**PROBLEM DETAILS:** For the entries below, how many lines include the word "Igreja"? Give the figure and nothing more.

**RECORDS FOR PROCESSING:**
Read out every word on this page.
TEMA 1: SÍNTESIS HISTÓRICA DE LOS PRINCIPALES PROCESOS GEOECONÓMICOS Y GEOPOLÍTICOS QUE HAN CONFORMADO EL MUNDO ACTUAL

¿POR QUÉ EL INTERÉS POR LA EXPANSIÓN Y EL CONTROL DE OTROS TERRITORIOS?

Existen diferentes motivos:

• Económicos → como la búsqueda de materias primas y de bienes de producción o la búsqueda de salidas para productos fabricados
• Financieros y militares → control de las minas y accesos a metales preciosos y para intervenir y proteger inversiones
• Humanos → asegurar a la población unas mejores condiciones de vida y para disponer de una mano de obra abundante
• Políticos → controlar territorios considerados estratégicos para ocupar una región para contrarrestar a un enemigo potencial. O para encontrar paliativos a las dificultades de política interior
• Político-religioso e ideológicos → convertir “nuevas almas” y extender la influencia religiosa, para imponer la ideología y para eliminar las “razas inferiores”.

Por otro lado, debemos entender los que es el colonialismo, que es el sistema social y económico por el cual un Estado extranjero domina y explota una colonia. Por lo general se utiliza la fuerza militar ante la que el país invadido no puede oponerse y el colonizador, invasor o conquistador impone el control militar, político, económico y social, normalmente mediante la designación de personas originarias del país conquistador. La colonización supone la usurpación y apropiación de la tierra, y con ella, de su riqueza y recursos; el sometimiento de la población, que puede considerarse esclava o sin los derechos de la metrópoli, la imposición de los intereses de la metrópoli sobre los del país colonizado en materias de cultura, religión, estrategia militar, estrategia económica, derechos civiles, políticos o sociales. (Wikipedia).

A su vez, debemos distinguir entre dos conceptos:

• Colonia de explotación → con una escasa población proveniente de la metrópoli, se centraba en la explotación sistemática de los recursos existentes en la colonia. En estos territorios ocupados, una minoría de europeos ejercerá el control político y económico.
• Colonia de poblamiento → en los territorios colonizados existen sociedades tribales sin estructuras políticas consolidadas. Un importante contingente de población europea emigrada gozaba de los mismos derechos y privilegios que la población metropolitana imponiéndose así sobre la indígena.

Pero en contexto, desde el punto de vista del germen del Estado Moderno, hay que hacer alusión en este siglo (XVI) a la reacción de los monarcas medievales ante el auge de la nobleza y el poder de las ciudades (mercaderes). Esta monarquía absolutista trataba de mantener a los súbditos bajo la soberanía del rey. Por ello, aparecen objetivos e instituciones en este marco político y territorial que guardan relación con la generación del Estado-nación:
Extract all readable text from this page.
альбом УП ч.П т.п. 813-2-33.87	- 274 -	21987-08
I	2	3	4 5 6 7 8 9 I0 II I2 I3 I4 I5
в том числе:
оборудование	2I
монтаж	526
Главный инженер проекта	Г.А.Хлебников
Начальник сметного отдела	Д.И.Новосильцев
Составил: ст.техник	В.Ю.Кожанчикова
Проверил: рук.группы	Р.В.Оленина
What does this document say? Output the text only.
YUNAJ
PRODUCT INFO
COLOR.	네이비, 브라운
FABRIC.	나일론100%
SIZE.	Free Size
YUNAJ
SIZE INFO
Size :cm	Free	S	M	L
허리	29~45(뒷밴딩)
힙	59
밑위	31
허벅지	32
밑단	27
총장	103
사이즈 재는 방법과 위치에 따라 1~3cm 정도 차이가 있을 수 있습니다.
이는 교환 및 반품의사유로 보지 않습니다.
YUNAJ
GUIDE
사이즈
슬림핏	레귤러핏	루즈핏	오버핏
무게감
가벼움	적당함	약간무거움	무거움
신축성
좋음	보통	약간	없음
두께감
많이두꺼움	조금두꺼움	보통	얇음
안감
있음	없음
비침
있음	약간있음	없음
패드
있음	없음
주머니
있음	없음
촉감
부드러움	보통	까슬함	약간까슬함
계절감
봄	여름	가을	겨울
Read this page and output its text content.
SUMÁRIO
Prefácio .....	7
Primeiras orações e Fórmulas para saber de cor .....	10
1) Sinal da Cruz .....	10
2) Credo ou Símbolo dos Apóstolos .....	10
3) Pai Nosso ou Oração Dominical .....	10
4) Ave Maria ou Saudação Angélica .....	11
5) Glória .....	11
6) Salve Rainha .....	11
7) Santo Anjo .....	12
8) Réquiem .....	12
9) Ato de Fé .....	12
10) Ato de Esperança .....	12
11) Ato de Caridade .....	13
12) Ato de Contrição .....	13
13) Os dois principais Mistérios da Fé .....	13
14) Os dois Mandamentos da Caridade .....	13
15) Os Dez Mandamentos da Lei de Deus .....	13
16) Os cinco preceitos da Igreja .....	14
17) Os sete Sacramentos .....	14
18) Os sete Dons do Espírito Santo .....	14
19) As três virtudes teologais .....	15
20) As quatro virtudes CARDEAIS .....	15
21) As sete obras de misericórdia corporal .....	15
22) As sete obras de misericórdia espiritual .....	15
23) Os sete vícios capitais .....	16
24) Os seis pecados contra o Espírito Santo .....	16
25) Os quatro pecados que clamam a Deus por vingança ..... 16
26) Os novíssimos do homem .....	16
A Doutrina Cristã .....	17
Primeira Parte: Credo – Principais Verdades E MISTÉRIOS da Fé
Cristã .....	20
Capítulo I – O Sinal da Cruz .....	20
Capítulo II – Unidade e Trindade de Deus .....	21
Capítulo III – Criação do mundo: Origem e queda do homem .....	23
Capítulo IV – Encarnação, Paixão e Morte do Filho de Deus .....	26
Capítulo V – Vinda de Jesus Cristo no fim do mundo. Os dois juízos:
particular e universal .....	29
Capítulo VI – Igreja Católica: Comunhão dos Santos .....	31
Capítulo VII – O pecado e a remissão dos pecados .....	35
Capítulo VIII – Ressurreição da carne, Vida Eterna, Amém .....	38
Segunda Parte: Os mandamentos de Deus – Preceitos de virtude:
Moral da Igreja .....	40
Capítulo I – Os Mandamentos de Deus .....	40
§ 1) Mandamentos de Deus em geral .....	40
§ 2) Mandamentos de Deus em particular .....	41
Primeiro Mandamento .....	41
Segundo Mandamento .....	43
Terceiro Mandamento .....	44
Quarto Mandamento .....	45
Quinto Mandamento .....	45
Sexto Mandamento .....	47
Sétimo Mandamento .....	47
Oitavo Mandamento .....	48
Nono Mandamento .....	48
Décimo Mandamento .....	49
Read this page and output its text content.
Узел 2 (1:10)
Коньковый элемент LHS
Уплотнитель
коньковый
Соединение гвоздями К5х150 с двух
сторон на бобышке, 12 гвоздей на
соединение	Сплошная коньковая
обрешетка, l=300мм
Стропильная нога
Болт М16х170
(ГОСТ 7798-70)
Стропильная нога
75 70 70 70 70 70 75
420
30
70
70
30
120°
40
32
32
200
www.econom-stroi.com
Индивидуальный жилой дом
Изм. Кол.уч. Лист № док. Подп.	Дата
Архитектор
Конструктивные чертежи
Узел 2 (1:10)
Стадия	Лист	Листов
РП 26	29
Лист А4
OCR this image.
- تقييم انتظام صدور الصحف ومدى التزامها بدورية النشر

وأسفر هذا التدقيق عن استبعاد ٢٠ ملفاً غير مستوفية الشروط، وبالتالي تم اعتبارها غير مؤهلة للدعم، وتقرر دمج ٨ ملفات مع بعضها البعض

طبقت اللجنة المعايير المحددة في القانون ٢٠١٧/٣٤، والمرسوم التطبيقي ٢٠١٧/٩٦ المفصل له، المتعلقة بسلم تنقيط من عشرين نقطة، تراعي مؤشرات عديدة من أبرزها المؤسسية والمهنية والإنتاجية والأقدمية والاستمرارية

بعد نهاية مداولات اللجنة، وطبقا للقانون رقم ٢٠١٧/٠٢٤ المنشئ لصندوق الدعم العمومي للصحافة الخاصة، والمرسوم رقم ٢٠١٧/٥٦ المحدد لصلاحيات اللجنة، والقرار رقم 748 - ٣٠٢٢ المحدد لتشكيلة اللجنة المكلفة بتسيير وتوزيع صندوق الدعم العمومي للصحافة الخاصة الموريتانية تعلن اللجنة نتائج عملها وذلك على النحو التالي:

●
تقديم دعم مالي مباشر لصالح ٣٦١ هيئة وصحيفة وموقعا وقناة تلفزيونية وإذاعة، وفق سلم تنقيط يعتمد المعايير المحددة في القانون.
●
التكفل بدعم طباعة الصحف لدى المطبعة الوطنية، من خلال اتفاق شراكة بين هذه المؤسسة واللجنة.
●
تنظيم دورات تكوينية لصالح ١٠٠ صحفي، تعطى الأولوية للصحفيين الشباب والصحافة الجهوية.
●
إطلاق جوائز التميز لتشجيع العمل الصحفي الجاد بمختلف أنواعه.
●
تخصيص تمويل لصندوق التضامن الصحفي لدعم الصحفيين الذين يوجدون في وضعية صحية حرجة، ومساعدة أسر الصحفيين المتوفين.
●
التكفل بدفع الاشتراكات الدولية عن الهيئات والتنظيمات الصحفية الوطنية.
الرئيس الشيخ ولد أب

**THE REPLY:** 3